### WORK REQUIRED:
Determine the count of lines holding the string "Costumul". Return only the number.
═══ GIVEN RECORDS ═══
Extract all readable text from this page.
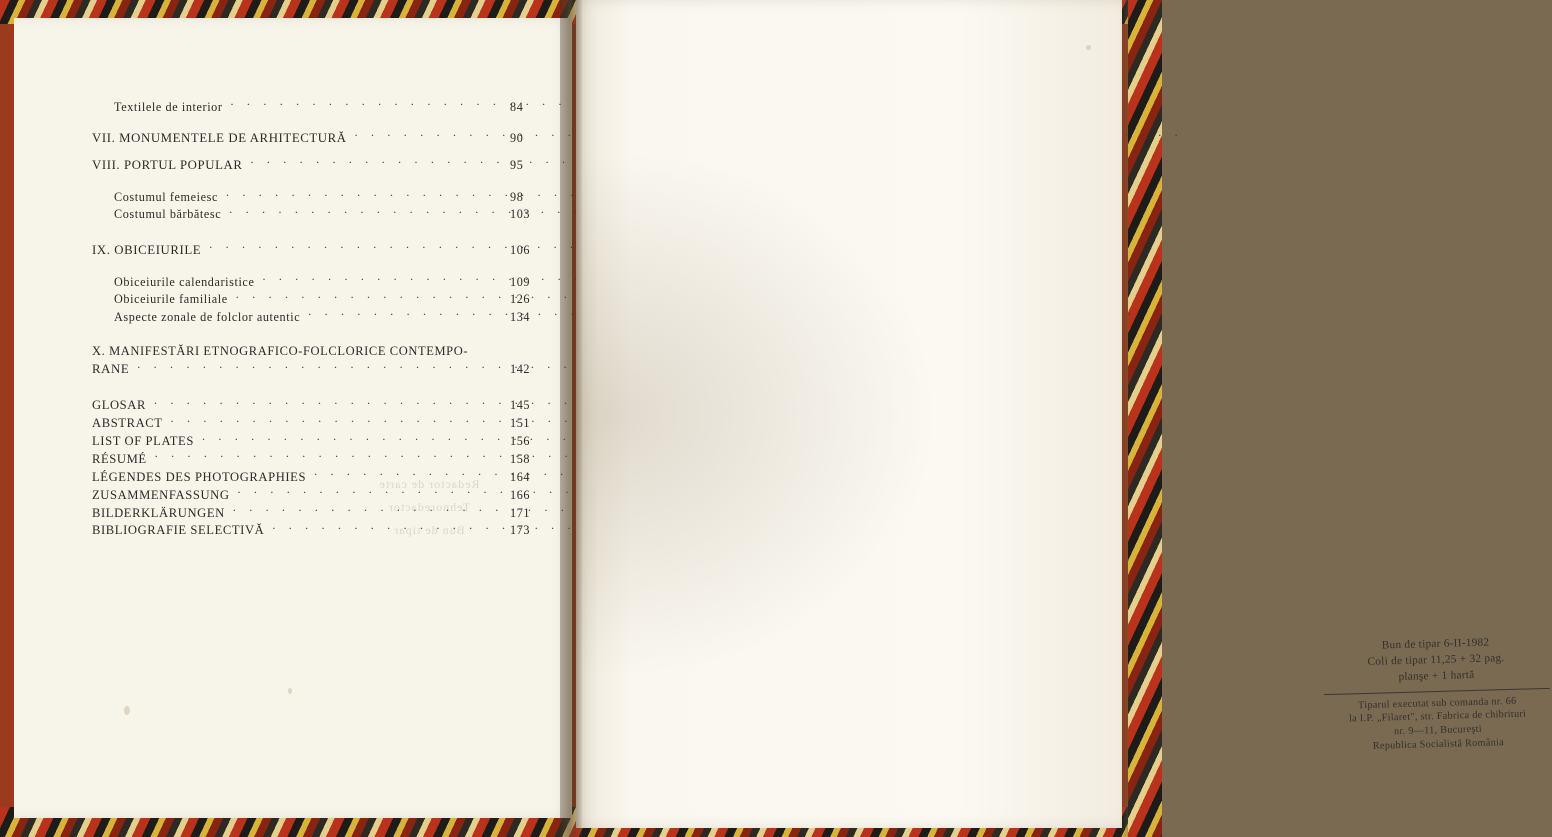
Textilele de interior . . .	84
VII. MONUMENTELE DE ARHITECTURĂ . . .	90
VIII. PORTUL POPULAR . . .	95
Costumul femeiesc . . .	98
Costumul bărbătesc . . .	103
IX. OBICEIURILE . . .	106
Obiceiurile calendaristice . . .	109
Obiceiurile familiale . . .	126
Aspecte zonale de folclor autentic . . .	134
X. MANIFESTĂRI ETNOGRAFICO-FOLCLORICE CONTEMPO-
RANE . . .	142
GLOSAR . . .	145
ABSTRACT . . .	151
LIST OF PLATES . . .	156
RÉSUMÉ . . .	158
LÉGENDES DES PHOTOGRAPHIES . . .	164
ZUSAMMENFASSUNG . . .	166
BILDERKLÄRUNGEN . . .	171
BIBLIOGRAFIE SELECTIVĂ . . .	173
Redactor de carte
Tehnoredactor
Bun de tipar
Bun de tipar 6-II-1982
Coli de tipar 11,25 + 32 pag.
planşe + 1 hartă
Tiparul executat sub comanda nr. 66
la I.P. „Filaret", str. Fabrica de chibrituri
nr. 9—11, Bucureşti
Republica Socialistă România
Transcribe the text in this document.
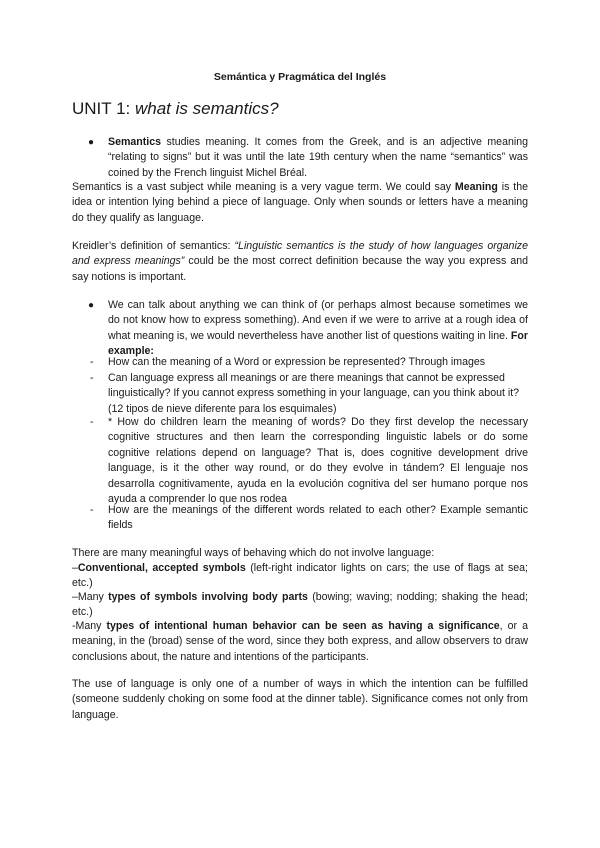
Semántica y Pragmática del Inglés

UNIT 1: what is semantics?
● Semantics studies meaning. It comes from the Greek, and is an adjective meaning “relating to signs” but it was until the late 19th century when the name “semantics” was coined by the French linguist Michel Bréal.

Semantics is a vast subject while meaning is a very vague term. We could say Meaning is the idea or intention lying behind a piece of language. Only when sounds or letters have a meaning do they qualify as language.

Kreidler’s definition of semantics: “Linguistic semantics is the study of how languages organize and express meanings” could be the most correct definition because the way you express and say notions is important.

● We can talk about anything we can think of (or perhaps almost because sometimes we do not know how to express something). And even if we were to arrive at a rough idea of what meaning is, we would nevertheless have another list of questions waiting in line. For example:

- How can the meaning of a Word or expression be represented? Through images

- Can language express all meanings or are there meanings that cannot be expressed linguistically? If you cannot express something in your language, can you think about it? (12 tipos de nieve diferente para los esquimales)

- * How do children learn the meaning of words? Do they first develop the necessary cognitive structures and then learn the corresponding linguistic labels or do some cognitive relations depend on language? That is, does cognitive development drive language, is it the other way round, or do they evolve in tándem? El lenguaje nos desarrolla cognitivamente, ayuda en la evolución cognitiva del ser humano porque nos ayuda a comprender lo que nos rodea

- How are the meanings of the different words related to each other? Example semantic fields

There are many meaningful ways of behaving which do not involve language:

–Conventional, accepted symbols (left-right indicator lights on cars; the use of flags at sea; etc.)

–Many types of symbols involving body parts (bowing; waving; nodding; shaking the head; etc.)

-Many types of intentional human behavior can be seen as having a significance, or a meaning, in the (broad) sense of the word, since they both express, and allow observers to draw conclusions about, the nature and intentions of the participants.

The use of language is only one of a number of ways in which the intention can be fulfilled (someone suddenly choking on some food at the dinner table). Significance comes not only from language.
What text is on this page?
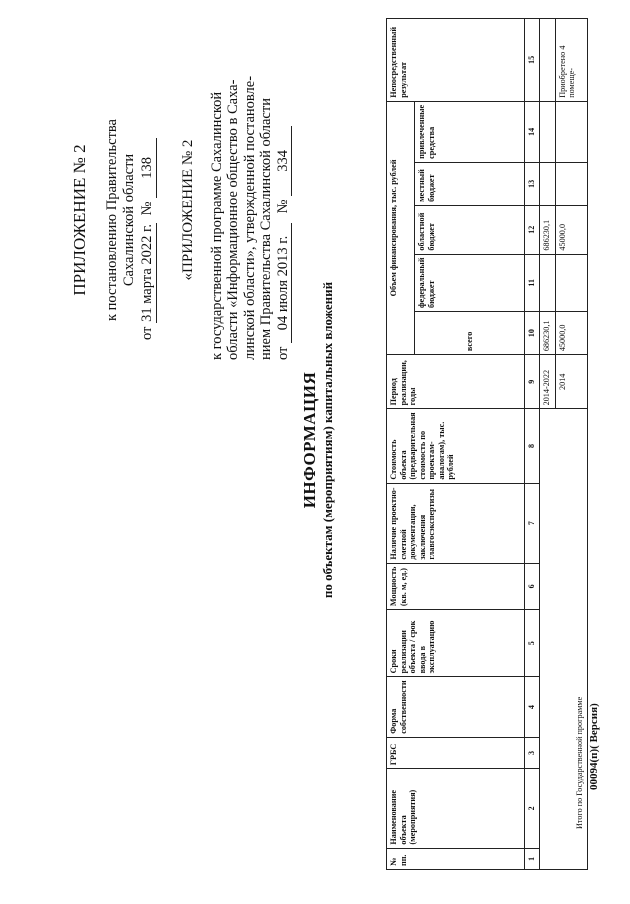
ПРИЛОЖЕНИЕ № 2 к постановлению Правительства Сахалинской области
от 31 марта 2022 г. № 138 «ПРИЛОЖЕНИЕ № 2 к государственной программе Сахалинской области «Информационное общество в Саха- линской области», утвержденной постановле- нием Правительства Сахалинской области от 04 июля 2013 г. № 334
ИНФОРМАЦИЯ по объектам (мероприятиям) капитальных вложений
№ пп.	Наименование объекта (мероприятия)	ГРБС	Форма собственности	Сроки реализации объекта / срок ввода в эксплуатацию	Мощность (кв. м, ед.)	Наличие проектно-сметной документации, заключения главгосэкспертизы	Стоимость объекта (предварительная стоимость по проектам-аналогам), тыс. рублей	Период реализации, годы	Объем финансирования, тыс. рублей					Непосредственный результат
									всего	федеральный бюджет	областной бюджет	местный бюджет	привлеченные средства	
1	2	3	4	5	6	7	8	9	10	11	12	13	14	15
Итого по Государственной программе								2014-2022	686230,1		686230,1			
								2014	45000,0		45000,0			Приобретено 4 помеще-
00094(п)( Версия)
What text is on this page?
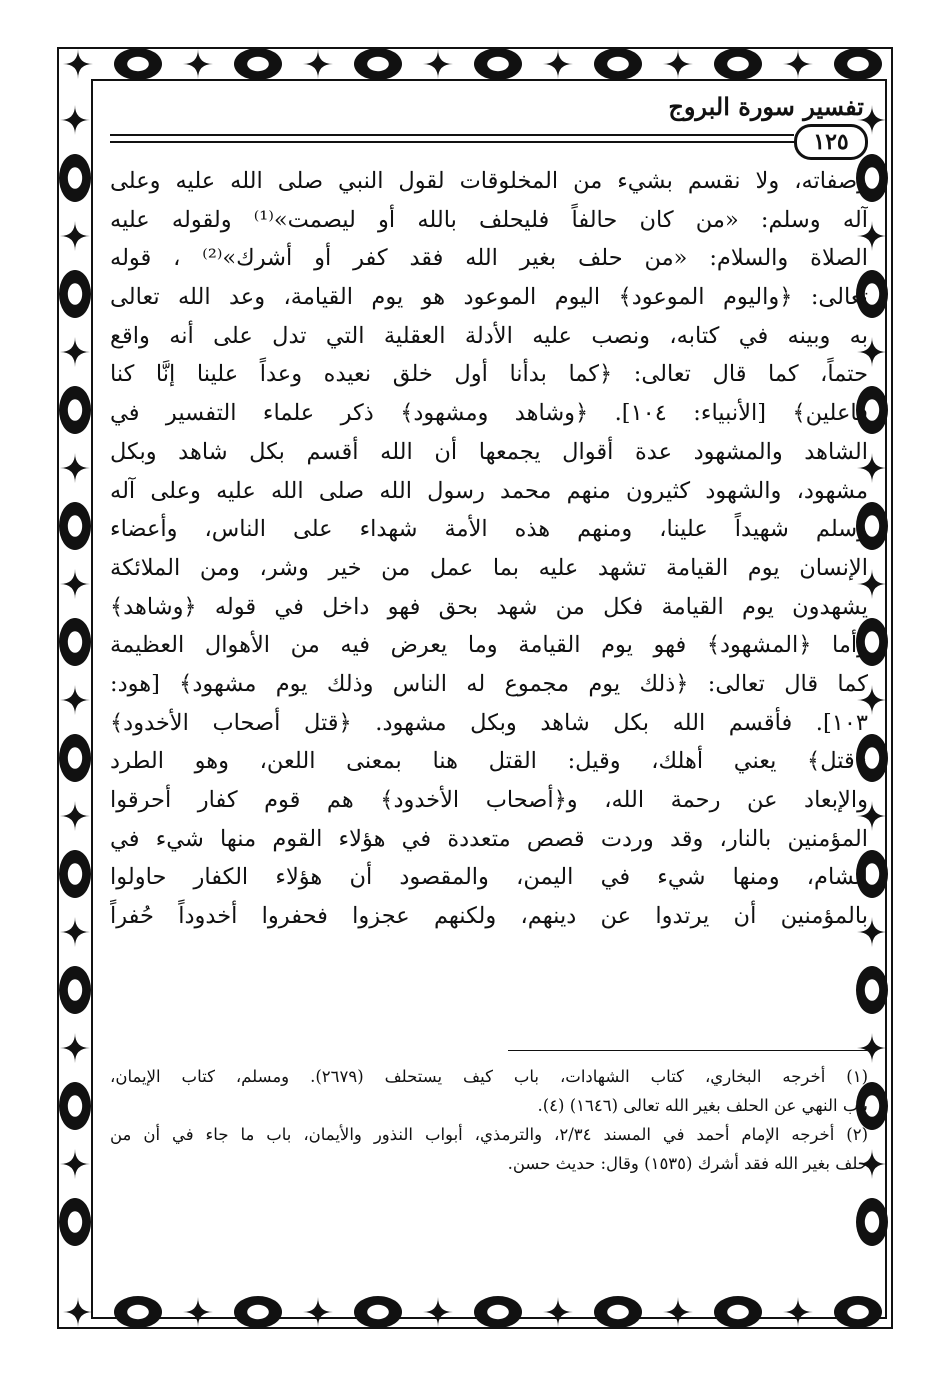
تفسير سورة البروج
١٢٥
وصفاته، ولا نقسم بشيء من المخلوقات لقول النبي صلى الله عليه وعلى
آله وسلم: «من كان حالفاً فليحلف بالله أو ليصمت»⁽¹⁾ ولقوله عليه
الصلاة والسلام: «من حلف بغير الله فقد كفر أو أشرك»⁽²⁾ ، قوله
تعالى: ﴿واليوم الموعود﴾ اليوم الموعود هو يوم القيامة، وعد الله تعالى
به وبينه في كتابه، ونصب عليه الأدلة العقلية التي تدل على أنه واقع
حتماً، كما قال تعالى: ﴿كما بدأنا أول خلق نعيده وعداً علينا إنَّا كنا
فاعلين﴾ [الأنبياء: ١٠٤]. ﴿وشاهد ومشهود﴾ ذكر علماء التفسير في
الشاهد والمشهود عدة أقوال يجمعها أن الله أقسم بكل شاهد وبكل
مشهود، والشهود كثيرون منهم محمد رسول الله صلى الله عليه وعلى آله
وسلم شهيداً علينا، ومنهم هذه الأمة شهداء على الناس، وأعضاء
الإنسان يوم القيامة تشهد عليه بما عمل من خير وشر، ومن الملائكة
يشهدون يوم القيامة فكل من شهد بحق فهو داخل في قوله ﴿وشاهد﴾
وأما ﴿المشهود﴾ فهو يوم القيامة وما يعرض فيه من الأهوال العظيمة
كما قال تعالى: ﴿ذلك يوم مجموع له الناس وذلك يوم مشهود﴾ [هود:
١٠٣]. فأقسم الله بكل شاهد وبكل مشهود. ﴿قتل أصحاب الأخدود﴾
﴿قتل﴾ يعني أهلك، وقيل: القتل هنا بمعنى اللعن، وهو الطرد
والإبعاد عن رحمة الله، و﴿أصحاب الأخدود﴾ هم قوم كفار أحرقوا
المؤمنين بالنار، وقد وردت قصص متعددة في هؤلاء القوم منها شيء في
الشام، ومنها شيء في اليمن، والمقصود أن هؤلاء الكفار حاولوا
بالمؤمنين أن يرتدوا عن دينهم، ولكنهم عجزوا فحفروا أخدوداً حُفراً
(١) أخرجه البخاري، كتاب الشهادات، باب كيف يستحلف (٢٦٧٩). ومسلم، كتاب الإيمان،
باب النهي عن الحلف بغير الله تعالى (١٦٤٦) (٤).
(٢) أخرجه الإمام أحمد في المسند ٢/٣٤، والترمذي، أبواب النذور والأيمان، باب ما جاء في أن من
حلف بغير الله فقد أشرك (١٥٣٥) وقال: حديث حسن.
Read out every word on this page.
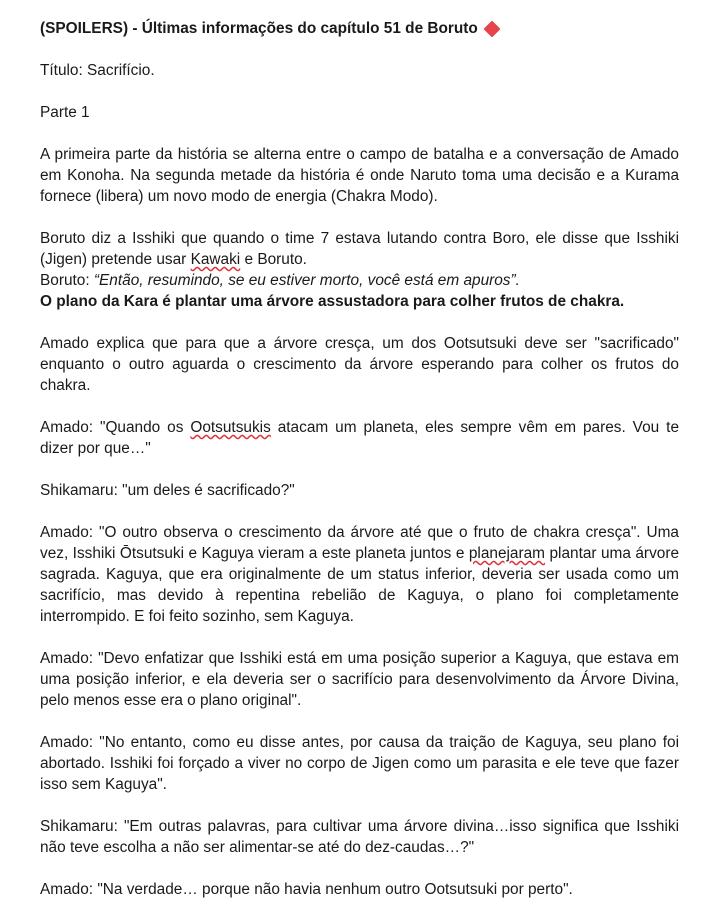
(SPOILERS) - Últimas informações do capítulo 51 de Boruto

Título: Sacrifício.

Parte 1

A primeira parte da história se alterna entre o campo de batalha e a conversação de Amado em Konoha. Na segunda metade da história é onde Naruto toma uma decisão e a Kurama fornece (libera) um novo modo de energia (Chakra Modo).

Boruto diz a Isshiki que quando o time 7 estava lutando contra Boro, ele disse que Isshiki (Jigen) pretende usar Kawaki e Boruto.

Boruto: “Então, resumindo, se eu estiver morto, você está em apuros”.

O plano da Kara é plantar uma árvore assustadora para colher frutos de chakra.

Amado explica que para que a árvore cresça, um dos Ootsutsuki deve ser "sacrificado" enquanto o outro aguarda o crescimento da árvore esperando para colher os frutos do chakra.

Amado: "Quando os Ootsutsukis atacam um planeta, eles sempre vêm em pares. Vou te dizer por que…"

Shikamaru: "um deles é sacrificado?"

Amado: "O outro observa o crescimento da árvore até que o fruto de chakra cresça". Uma vez, Isshiki Ōtsutsuki e Kaguya vieram a este planeta juntos e planejaram plantar uma árvore sagrada. Kaguya, que era originalmente de um status inferior, deveria ser usada como um sacrifício, mas devido à repentina rebelião de Kaguya, o plano foi completamente interrompido. E foi feito sozinho, sem Kaguya.

Amado: "Devo enfatizar que Isshiki está em uma posição superior a Kaguya, que estava em uma posição inferior, e ela deveria ser o sacrifício para desenvolvimento da Árvore Divina, pelo menos esse era o plano original".

Amado: "No entanto, como eu disse antes, por causa da traição de Kaguya, seu plano foi abortado. Isshiki foi forçado a viver no corpo de Jigen como um parasita e ele teve que fazer isso sem Kaguya".

Shikamaru: "Em outras palavras, para cultivar uma árvore divina…isso significa que Isshiki não teve escolha a não ser alimentar-se até do dez-caudas…?"

Amado: "Na verdade… porque não havia nenhum outro Ootsutsuki por perto".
═══
### EXERCISE RESPONSE:
2